A block of data
## Start

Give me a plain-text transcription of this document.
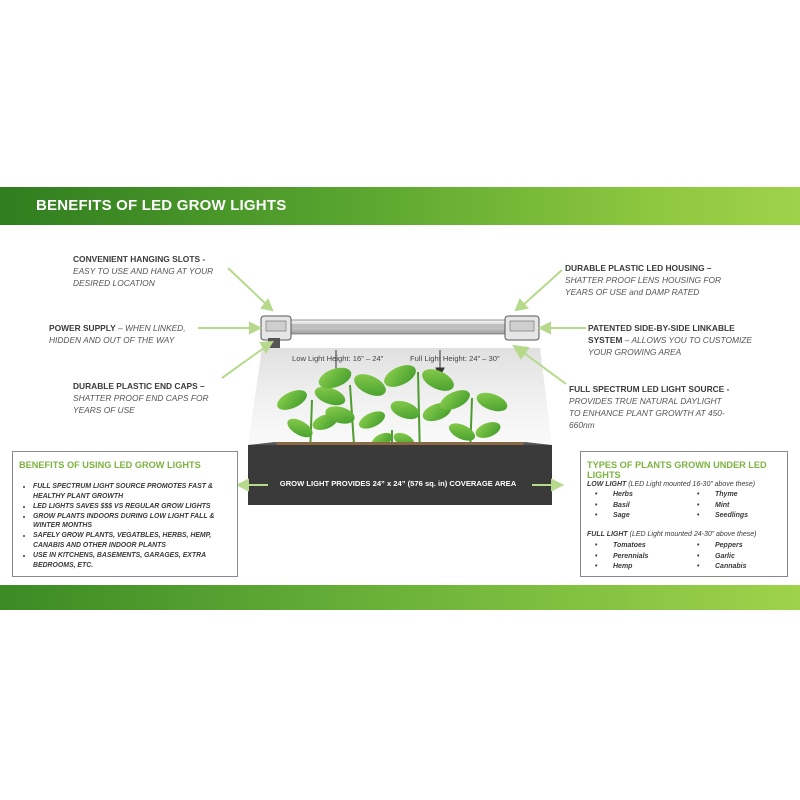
BENEFITS OF LED GROW LIGHTS
Low Light Height: 16” – 24”	Full Light Height: 24” – 30”
GROW LIGHT PROVIDES 24” x 24” (576 sq. in) COVERAGE AREA
CONVENIENT HANGING SLOTS -
EASY TO USE AND HANG AT YOUR
DESIRED LOCATION
POWER SUPPLY – WHEN LINKED,
HIDDEN AND OUT OF THE WAY
DURABLE PLASTIC END CAPS –
SHATTER PROOF END CAPS FOR
YEARS OF USE
DURABLE PLASTIC LED HOUSING –
SHATTER PROOF LENS HOUSING FOR
YEARS OF USE and DAMP RATED
PATENTED SIDE-BY-SIDE LINKABLE
SYSTEM – ALLOWS YOU TO CUSTOMIZE
YOUR GROWING AREA
FULL SPECTRUM LED LIGHT SOURCE -
PROVIDES TRUE NATURAL DAYLIGHT
TO ENHANCE PLANT GROWTH AT 450-
660nm
BENEFITS OF USING LED GROW LIGHTS
• FULL SPECTRUM LIGHT SOURCE PROMOTES FAST & HEALTHY PLANT GROWTH
• LED LIGHTS SAVES $$$ VS REGULAR GROW LIGHTS
• GROW PLANTS INDOORS DURING LOW LIGHT FALL & WINTER MONTHS
• SAFELY GROW PLANTS, VEGATBLES, HERBS, HEMP, CANABIS AND OTHER INDOOR PLANTS
• USE IN KITCHENS, BASEMENTS, GARAGES, EXTRA BEDROOMS, ETC.
TYPES OF PLANTS GROWN UNDER LED LIGHTS
LOW LIGHT (LED Light mounted 16-30” above these)
• Herbs
• Basil
• Sage
• Thyme
• Mint
• Seedlings
FULL LIGHT (LED Light mounted 24-30” above these)
• Tomatoes
• Perennials
• Hemp
• Peppers
• Garlic
• Cannabis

## End

**What is expected:** The records above are to be reproduced exactly; the pictures are to be left out.

**Answer to the problem:**
Give me a plain-text transcription of this document.
BENEFITS OF LED GROW LIGHTS
Low Light Height: 16” – 24”	Full Light Height: 24” – 30”
GROW LIGHT PROVIDES 24” x 24” (576 sq. in) COVERAGE AREA
CONVENIENT HANGING SLOTS -
EASY TO USE AND HANG AT YOUR
DESIRED LOCATION
POWER SUPPLY – WHEN LINKED,
HIDDEN AND OUT OF THE WAY
DURABLE PLASTIC END CAPS –
SHATTER PROOF END CAPS FOR
YEARS OF USE
DURABLE PLASTIC LED HOUSING –
SHATTER PROOF LENS HOUSING FOR
YEARS OF USE and DAMP RATED
PATENTED SIDE-BY-SIDE LINKABLE
SYSTEM – ALLOWS YOU TO CUSTOMIZE
YOUR GROWING AREA
FULL SPECTRUM LED LIGHT SOURCE -
PROVIDES TRUE NATURAL DAYLIGHT
TO ENHANCE PLANT GROWTH AT 450-
660nm
BENEFITS OF USING LED GROW LIGHTS
• FULL SPECTRUM LIGHT SOURCE PROMOTES FAST & HEALTHY PLANT GROWTH
• LED LIGHTS SAVES $$$ VS REGULAR GROW LIGHTS
• GROW PLANTS INDOORS DURING LOW LIGHT FALL & WINTER MONTHS
• SAFELY GROW PLANTS, VEGATBLES, HERBS, HEMP, CANABIS AND OTHER INDOOR PLANTS
• USE IN KITCHENS, BASEMENTS, GARAGES, EXTRA BEDROOMS, ETC.
TYPES OF PLANTS GROWN UNDER LED LIGHTS
LOW LIGHT (LED Light mounted 16-30” above these)
• Herbs
• Basil
• Sage
• Thyme
• Mint
• Seedlings
FULL LIGHT (LED Light mounted 24-30” above these)
• Tomatoes
• Perennials
• Hemp
• Peppers
• Garlic
• Cannabis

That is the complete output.